#### WHAT TO PRODUCE:
All the data should be repeated exactly. Any image in it is left out.

#### MATERIAL:
* * * * * * *

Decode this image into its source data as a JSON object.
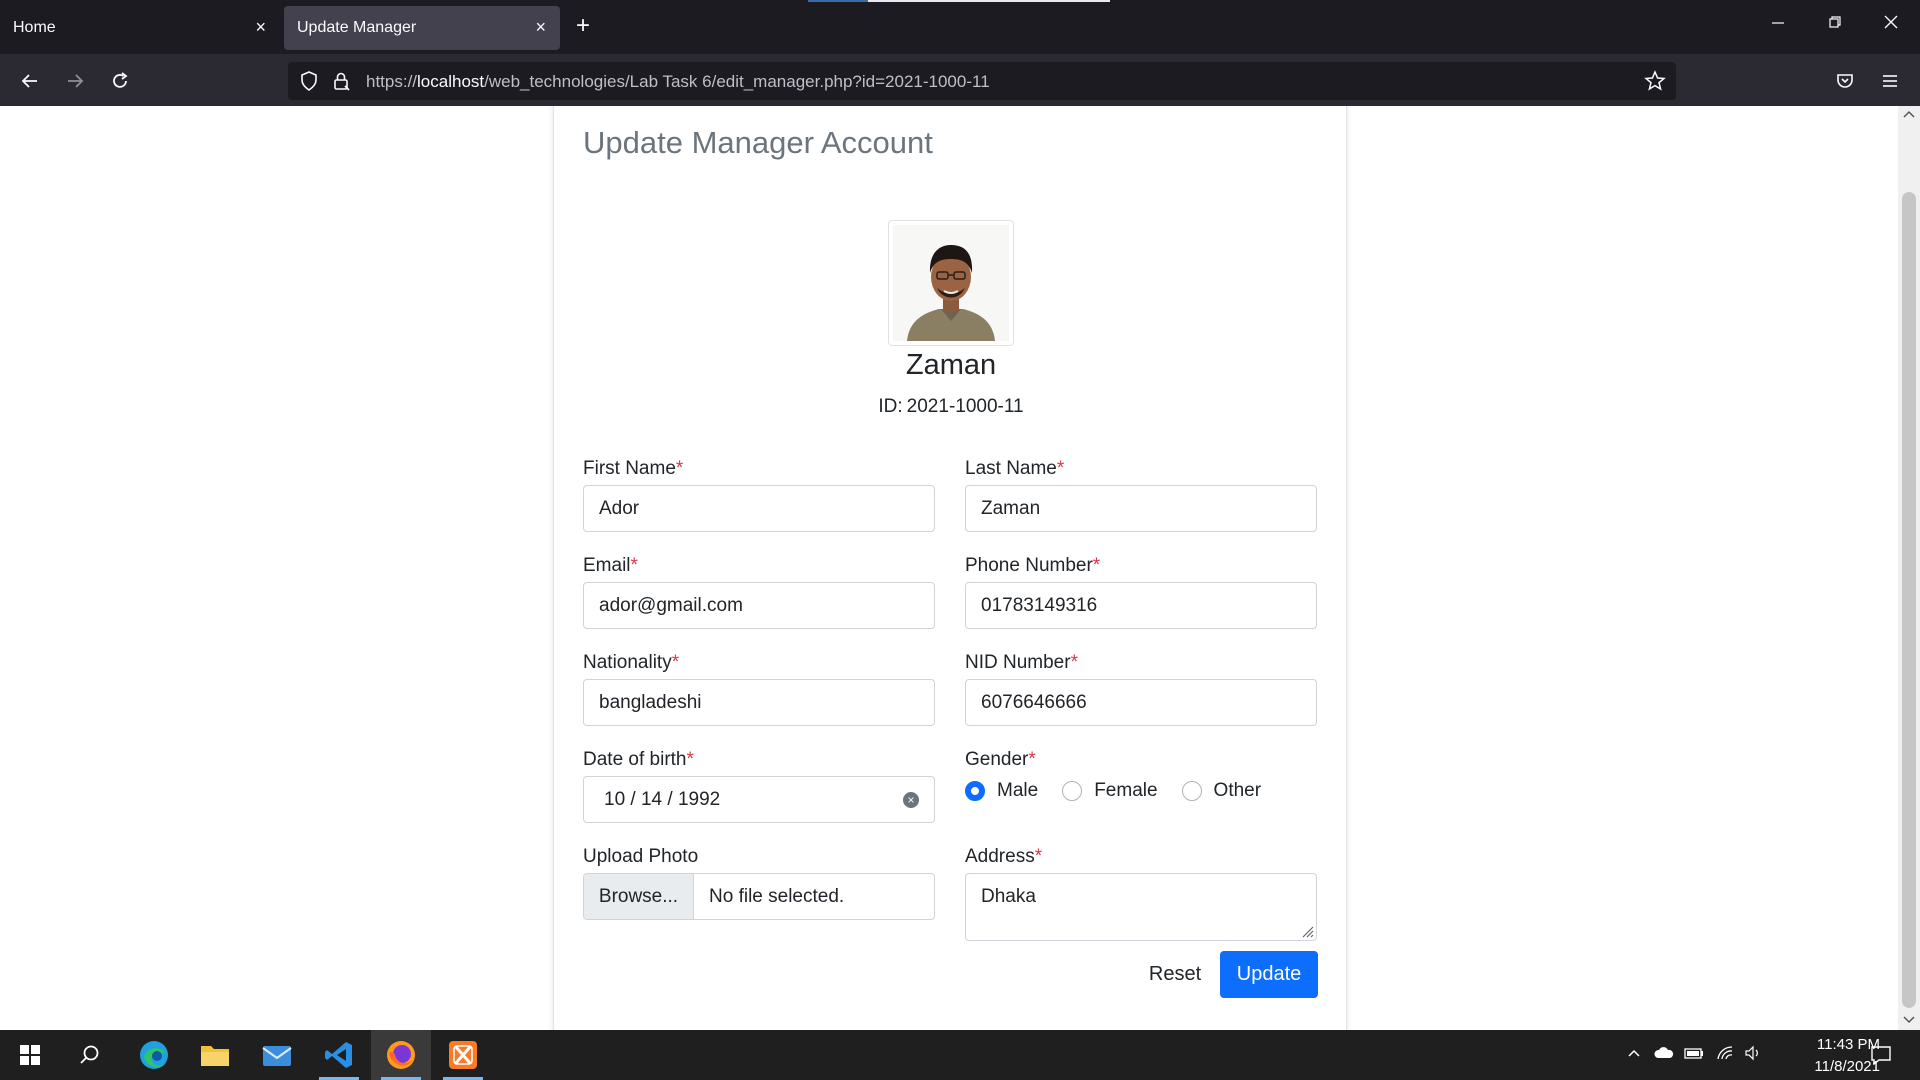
{
  "browser": {
    "tabs": [
      {
        "label": "Home",
        "close": "×"
      },
      {
        "label": "Update Manager",
        "close": "×"
      }
    ],
    "new_tab": "+",
    "url_prefix": "https://",
    "url_host": "localhost",
    "url_path": "/web_technologies/Lab Task 6/edit_manager.php?id=2021-1000-11"
  },
  "page": {
    "title": "Update Manager Account",
    "profile_name": "Zaman",
    "id_label": "ID:",
    "id_value": "2021-1000-11"
  },
  "form": {
    "required_mark": "*",
    "first_name": {
      "label": "First Name",
      "value": "Ador"
    },
    "last_name": {
      "label": "Last Name",
      "value": "Zaman"
    },
    "email": {
      "label": "Email",
      "value": "ador@gmail.com"
    },
    "phone": {
      "label": "Phone Number",
      "value": "01783149316"
    },
    "nationality": {
      "label": "Nationality",
      "value": "bangladeshi"
    },
    "nid": {
      "label": "NID Number",
      "value": "6076646666"
    },
    "dob": {
      "label": "Date of birth",
      "value": "10 / 14 / 1992"
    },
    "gender": {
      "label": "Gender",
      "options": [
        "Male",
        "Female",
        "Other"
      ],
      "selected": "Male"
    },
    "photo": {
      "label": "Upload Photo",
      "button": "Browse...",
      "status": "No file selected."
    },
    "address": {
      "label": "Address",
      "value": "Dhaka"
    },
    "reset_label": "Reset",
    "update_label": "Update"
  },
  "taskbar": {
    "time": "11:43 PM",
    "date": "11/8/2021"
  },
  "colors": {
    "primary": "#0d6efd",
    "required": "#dc3545",
    "title": "#6c757d",
    "chrome_dark": "#1c1b22",
    "chrome_nav": "#2b2a33"
  },
  "icons": [
    "back-icon",
    "forward-icon",
    "reload-icon",
    "shield-icon",
    "lock-icon",
    "star-icon",
    "pocket-icon",
    "menu-icon",
    "windows-start-icon",
    "search-icon",
    "edge-icon",
    "file-explorer-icon",
    "mail-icon",
    "vscode-icon",
    "firefox-icon",
    "xampp-icon",
    "notification-icon"
  ]
}
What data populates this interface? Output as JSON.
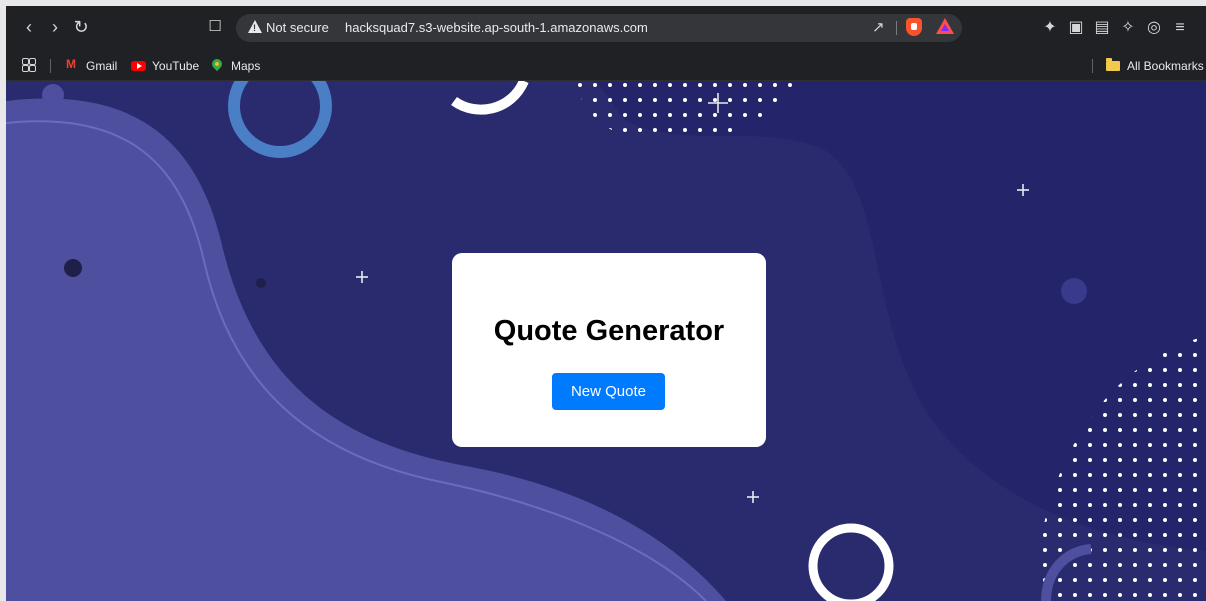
{
  "browser": {
    "security_label": "Not secure",
    "url": "hacksquad7.s3-website.ap-south-1.amazonaws.com",
    "nav_icons": [
      "back-icon",
      "forward-icon",
      "reload-icon",
      "bookmark-icon"
    ],
    "right_icons": [
      "extensions-icon",
      "sidebar-icon",
      "wallet-icon",
      "leo-ai-icon",
      "vpn-icon",
      "menu-icon"
    ]
  },
  "bookmarks": {
    "items": [
      {
        "label": "Gmail",
        "icon": "gmail-icon"
      },
      {
        "label": "YouTube",
        "icon": "youtube-icon"
      },
      {
        "label": "Maps",
        "icon": "maps-icon"
      }
    ],
    "all_bookmarks_label": "All Bookmarks"
  },
  "page": {
    "title": "Quote Generator",
    "button_label": "New Quote",
    "colors": {
      "background": "#2a2a6e",
      "wave": "#4f4fa0",
      "button": "#007bff",
      "card": "#ffffff"
    }
  }
}
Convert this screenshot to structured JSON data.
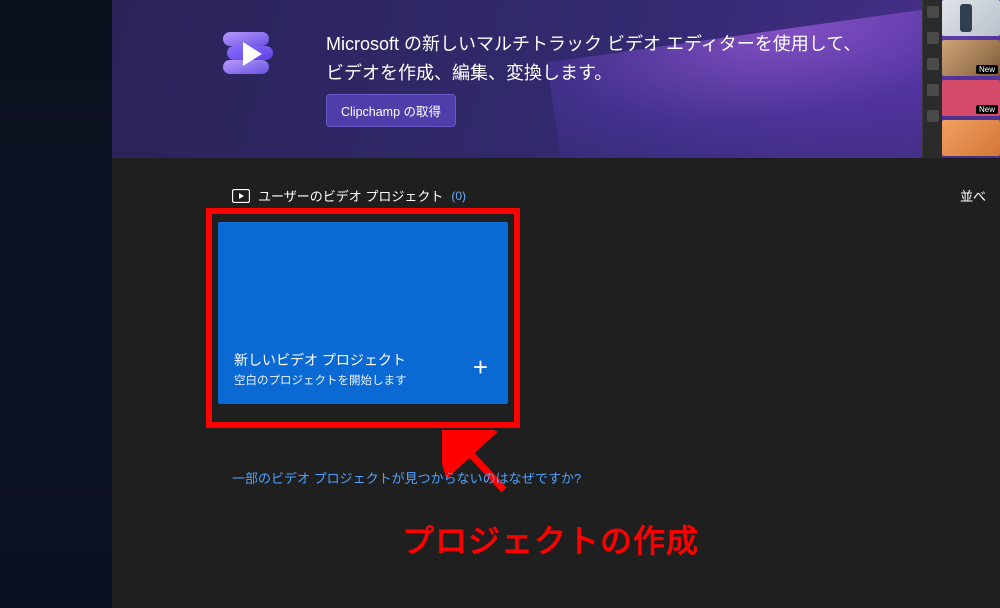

* * * * * * *

#### FULL ANSWER:
Decode this image into its source data as a JSON object.
{
  "browser": {
    "tabs": [
      {
        "label": "Home",
        "close": "×"
      },
      {
        "label": "Update Manager",
        "close": "×"
      }
    ],
    "new_tab": "+",
    "url_prefix": "https://",
    "url_host": "localhost",
    "url_path": "/web_technologies/Lab Task 6/edit_manager.php?id=2021-1000-11"
  },
  "page": {
    "title": "Update Manager Account",
    "profile_name": "Zaman",
    "id_label": "ID:",
    "id_value": "2021-1000-11"
  },
  "form": {
    "required_mark": "*",
    "first_name": {
      "label": "First Name",
      "value": "Ador"
    },
    "last_name": {
      "label": "Last Name",
      "value": "Zaman"
    },
    "email": {
      "label": "Email",
      "value": "ador@gmail.com"
    },
    "phone": {
      "label": "Phone Number",
      "value": "01783149316"
    },
    "nationality": {
      "label": "Nationality",
      "value": "bangladeshi"
    },
    "nid": {
      "label": "NID Number",
      "value": "6076646666"
    },
    "dob": {
      "label": "Date of birth",
      "value": "10 / 14 / 1992"
    },
    "gender": {
      "label": "Gender",
      "options": [
        "Male",
        "Female",
        "Other"
      ],
      "selected": "Male"
    },
    "photo": {
      "label": "Upload Photo",
      "button": "Browse...",
      "status": "No file selected."
    },
    "address": {
      "label": "Address",
      "value": "Dhaka"
    },
    "reset_label": "Reset",
    "update_label": "Update"
  },
  "taskbar": {
    "time": "11:43 PM",
    "date": "11/8/2021"
  },
  "colors": {
    "primary": "#0d6efd",
    "required": "#dc3545",
    "title": "#6c757d",
    "chrome_dark": "#1c1b22",
    "chrome_nav": "#2b2a33"
  },
  "icons": [
    "back-icon",
    "forward-icon",
    "reload-icon",
    "shield-icon",
    "lock-icon",
    "star-icon",
    "pocket-icon",
    "menu-icon",
    "windows-start-icon",
    "search-icon",
    "edge-icon",
    "file-explorer-icon",
    "mail-icon",
    "vscode-icon",
    "firefox-icon",
    "xampp-icon",
    "notification-icon"
  ]
}
What data populates this interface? Output as JSON.
{
  "browser": {
    "security_label": "Not secure",
    "url": "hacksquad7.s3-website.ap-south-1.amazonaws.com",
    "nav_icons": [
      "back-icon",
      "forward-icon",
      "reload-icon",
      "bookmark-icon"
    ],
    "right_icons": [
      "extensions-icon",
      "sidebar-icon",
      "wallet-icon",
      "leo-ai-icon",
      "vpn-icon",
      "menu-icon"
    ]
  },
  "bookmarks": {
    "items": [
      {
        "label": "Gmail",
        "icon": "gmail-icon"
      },
      {
        "label": "YouTube",
        "icon": "youtube-icon"
      },
      {
        "label": "Maps",
        "icon": "maps-icon"
      }
    ],
    "all_bookmarks_label": "All Bookmarks"
  },
  "page": {
    "title": "Quote Generator",
    "button_label": "New Quote",
    "colors": {
      "background": "#2a2a6e",
      "wave": "#4f4fa0",
      "button": "#007bff",
      "card": "#ffffff"
    }
  }
}
Convert this screenshot to structured JSON data.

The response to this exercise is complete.